▸ **Aim**
Repeat every entry word for word, skipping the pictures.

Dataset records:
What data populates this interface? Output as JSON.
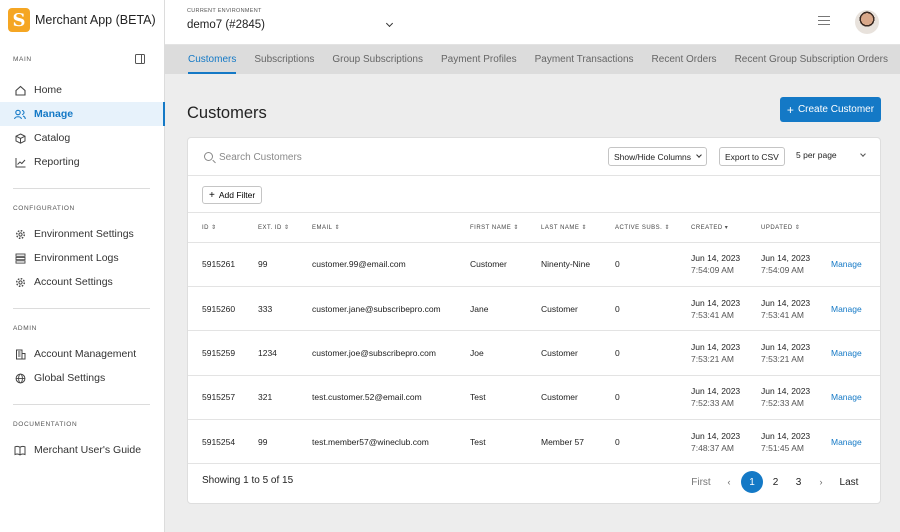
{
  "app": {
    "title": "Merchant App (BETA)",
    "logo_letter": "S",
    "brand_color": "#f5a623",
    "accent_color": "#1479c6"
  },
  "sidebar": {
    "sections": [
      {
        "label": "MAIN",
        "items": [
          {
            "label": "Home",
            "icon": "home-icon",
            "active": false
          },
          {
            "label": "Manage",
            "icon": "users-icon",
            "active": true
          },
          {
            "label": "Catalog",
            "icon": "box-icon",
            "active": false
          },
          {
            "label": "Reporting",
            "icon": "chart-line-icon",
            "active": false
          }
        ]
      },
      {
        "label": "CONFIGURATION",
        "items": [
          {
            "label": "Environment Settings",
            "icon": "gear-icon"
          },
          {
            "label": "Environment Logs",
            "icon": "logs-icon"
          },
          {
            "label": "Account Settings",
            "icon": "gear-icon"
          }
        ]
      },
      {
        "label": "ADMIN",
        "items": [
          {
            "label": "Account Management",
            "icon": "building-icon"
          },
          {
            "label": "Global Settings",
            "icon": "globe-icon"
          }
        ]
      },
      {
        "label": "DOCUMENTATION",
        "items": [
          {
            "label": "Merchant User's Guide",
            "icon": "book-icon"
          }
        ]
      }
    ]
  },
  "topbar": {
    "env_label": "CURRENT ENVIRONMENT",
    "env_value": "demo7 (#2845)"
  },
  "tabs": [
    {
      "label": "Customers",
      "active": true
    },
    {
      "label": "Subscriptions"
    },
    {
      "label": "Group Subscriptions"
    },
    {
      "label": "Payment Profiles"
    },
    {
      "label": "Payment Transactions"
    },
    {
      "label": "Recent Orders"
    },
    {
      "label": "Recent Group Subscription Orders"
    }
  ],
  "main": {
    "title": "Customers",
    "create_button": "Create Customer",
    "search_placeholder": "Search Customers",
    "show_hide_columns": "Show/Hide Columns",
    "export_csv": "Export to CSV",
    "per_page": "5 per page",
    "add_filter": "Add Filter"
  },
  "table": {
    "columns": [
      "ID",
      "EXT. ID",
      "EMAIL",
      "FIRST NAME",
      "LAST NAME",
      "ACTIVE SUBS.",
      "CREATED",
      "UPDATED"
    ],
    "sort_icons": [
      "⇕",
      "⇕",
      "⇕",
      "⇕",
      "⇕",
      "⇕",
      "▾",
      "⇕"
    ],
    "action_label": "Manage",
    "rows": [
      {
        "id": "5915261",
        "ext_id": "99",
        "email": "customer.99@email.com",
        "first": "Customer",
        "last": "Ninenty-Nine",
        "subs": "0",
        "created_date": "Jun 14, 2023",
        "created_time": "7:54:09 AM",
        "updated_date": "Jun 14, 2023",
        "updated_time": "7:54:09 AM"
      },
      {
        "id": "5915260",
        "ext_id": "333",
        "email": "customer.jane@subscribepro.com",
        "first": "Jane",
        "last": "Customer",
        "subs": "0",
        "created_date": "Jun 14, 2023",
        "created_time": "7:53:41 AM",
        "updated_date": "Jun 14, 2023",
        "updated_time": "7:53:41 AM"
      },
      {
        "id": "5915259",
        "ext_id": "1234",
        "email": "customer.joe@subscribepro.com",
        "first": "Joe",
        "last": "Customer",
        "subs": "0",
        "created_date": "Jun 14, 2023",
        "created_time": "7:53:21 AM",
        "updated_date": "Jun 14, 2023",
        "updated_time": "7:53:21 AM"
      },
      {
        "id": "5915257",
        "ext_id": "321",
        "email": "test.customer.52@email.com",
        "first": "Test",
        "last": "Customer",
        "subs": "0",
        "created_date": "Jun 14, 2023",
        "created_time": "7:52:33 AM",
        "updated_date": "Jun 14, 2023",
        "updated_time": "7:52:33 AM"
      },
      {
        "id": "5915254",
        "ext_id": "99",
        "email": "test.member57@wineclub.com",
        "first": "Test",
        "last": "Member 57",
        "subs": "0",
        "created_date": "Jun 14, 2023",
        "created_time": "7:48:37 AM",
        "updated_date": "Jun 14, 2023",
        "updated_time": "7:51:45 AM"
      }
    ]
  },
  "pagination": {
    "showing": "Showing 1 to 5 of 15",
    "first": "First",
    "prev": "‹",
    "pages": [
      "1",
      "2",
      "3"
    ],
    "current": "1",
    "next": "›",
    "last": "Last"
  }
}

▸ **Worked answer**
What data populates this interface? Output as JSON.
{
  "app": {
    "title": "Merchant App (BETA)",
    "logo_letter": "S",
    "brand_color": "#f5a623",
    "accent_color": "#1479c6"
  },
  "sidebar": {
    "sections": [
      {
        "label": "MAIN",
        "items": [
          {
            "label": "Home",
            "icon": "home-icon",
            "active": false
          },
          {
            "label": "Manage",
            "icon": "users-icon",
            "active": true
          },
          {
            "label": "Catalog",
            "icon": "box-icon",
            "active": false
          },
          {
            "label": "Reporting",
            "icon": "chart-line-icon",
            "active": false
          }
        ]
      },
      {
        "label": "CONFIGURATION",
        "items": [
          {
            "label": "Environment Settings",
            "icon": "gear-icon"
          },
          {
            "label": "Environment Logs",
            "icon": "logs-icon"
          },
          {
            "label": "Account Settings",
            "icon": "gear-icon"
          }
        ]
      },
      {
        "label": "ADMIN",
        "items": [
          {
            "label": "Account Management",
            "icon": "building-icon"
          },
          {
            "label": "Global Settings",
            "icon": "globe-icon"
          }
        ]
      },
      {
        "label": "DOCUMENTATION",
        "items": [
          {
            "label": "Merchant User's Guide",
            "icon": "book-icon"
          }
        ]
      }
    ]
  },
  "topbar": {
    "env_label": "CURRENT ENVIRONMENT",
    "env_value": "demo7 (#2845)"
  },
  "tabs": [
    {
      "label": "Customers",
      "active": true
    },
    {
      "label": "Subscriptions"
    },
    {
      "label": "Group Subscriptions"
    },
    {
      "label": "Payment Profiles"
    },
    {
      "label": "Payment Transactions"
    },
    {
      "label": "Recent Orders"
    },
    {
      "label": "Recent Group Subscription Orders"
    }
  ],
  "main": {
    "title": "Customers",
    "create_button": "Create Customer",
    "search_placeholder": "Search Customers",
    "show_hide_columns": "Show/Hide Columns",
    "export_csv": "Export to CSV",
    "per_page": "5 per page",
    "add_filter": "Add Filter"
  },
  "table": {
    "columns": [
      "ID",
      "EXT. ID",
      "EMAIL",
      "FIRST NAME",
      "LAST NAME",
      "ACTIVE SUBS.",
      "CREATED",
      "UPDATED"
    ],
    "sort_icons": [
      "⇕",
      "⇕",
      "⇕",
      "⇕",
      "⇕",
      "⇕",
      "▾",
      "⇕"
    ],
    "action_label": "Manage",
    "rows": [
      {
        "id": "5915261",
        "ext_id": "99",
        "email": "customer.99@email.com",
        "first": "Customer",
        "last": "Ninenty-Nine",
        "subs": "0",
        "created_date": "Jun 14, 2023",
        "created_time": "7:54:09 AM",
        "updated_date": "Jun 14, 2023",
        "updated_time": "7:54:09 AM"
      },
      {
        "id": "5915260",
        "ext_id": "333",
        "email": "customer.jane@subscribepro.com",
        "first": "Jane",
        "last": "Customer",
        "subs": "0",
        "created_date": "Jun 14, 2023",
        "created_time": "7:53:41 AM",
        "updated_date": "Jun 14, 2023",
        "updated_time": "7:53:41 AM"
      },
      {
        "id": "5915259",
        "ext_id": "1234",
        "email": "customer.joe@subscribepro.com",
        "first": "Joe",
        "last": "Customer",
        "subs": "0",
        "created_date": "Jun 14, 2023",
        "created_time": "7:53:21 AM",
        "updated_date": "Jun 14, 2023",
        "updated_time": "7:53:21 AM"
      },
      {
        "id": "5915257",
        "ext_id": "321",
        "email": "test.customer.52@email.com",
        "first": "Test",
        "last": "Customer",
        "subs": "0",
        "created_date": "Jun 14, 2023",
        "created_time": "7:52:33 AM",
        "updated_date": "Jun 14, 2023",
        "updated_time": "7:52:33 AM"
      },
      {
        "id": "5915254",
        "ext_id": "99",
        "email": "test.member57@wineclub.com",
        "first": "Test",
        "last": "Member 57",
        "subs": "0",
        "created_date": "Jun 14, 2023",
        "created_time": "7:48:37 AM",
        "updated_date": "Jun 14, 2023",
        "updated_time": "7:51:45 AM"
      }
    ]
  },
  "pagination": {
    "showing": "Showing 1 to 5 of 15",
    "first": "First",
    "prev": "‹",
    "pages": [
      "1",
      "2",
      "3"
    ],
    "current": "1",
    "next": "›",
    "last": "Last"
  }
}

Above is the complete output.